Problem to work on — Pull out every line below containing the word "ffffff".

-=-=-=-=-

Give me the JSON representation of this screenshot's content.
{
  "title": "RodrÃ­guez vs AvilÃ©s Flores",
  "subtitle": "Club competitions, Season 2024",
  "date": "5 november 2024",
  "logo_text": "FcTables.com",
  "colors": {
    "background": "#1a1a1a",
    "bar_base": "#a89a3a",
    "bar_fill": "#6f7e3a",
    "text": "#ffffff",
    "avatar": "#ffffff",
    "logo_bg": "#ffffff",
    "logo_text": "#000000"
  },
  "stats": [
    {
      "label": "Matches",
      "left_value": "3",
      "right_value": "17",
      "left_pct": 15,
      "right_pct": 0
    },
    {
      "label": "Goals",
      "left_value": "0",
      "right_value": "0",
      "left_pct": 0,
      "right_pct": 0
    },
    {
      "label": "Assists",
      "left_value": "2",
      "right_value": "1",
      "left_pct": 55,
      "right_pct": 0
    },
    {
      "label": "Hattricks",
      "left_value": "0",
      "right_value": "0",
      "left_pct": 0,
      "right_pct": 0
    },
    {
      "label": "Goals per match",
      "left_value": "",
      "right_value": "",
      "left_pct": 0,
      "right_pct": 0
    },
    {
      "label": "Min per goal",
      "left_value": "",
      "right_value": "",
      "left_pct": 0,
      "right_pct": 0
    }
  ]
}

-=-=-=-=-

Response to the task —
    "text": "#ffffff",
    "avatar": "#ffffff",
    "logo_bg": "#ffffff",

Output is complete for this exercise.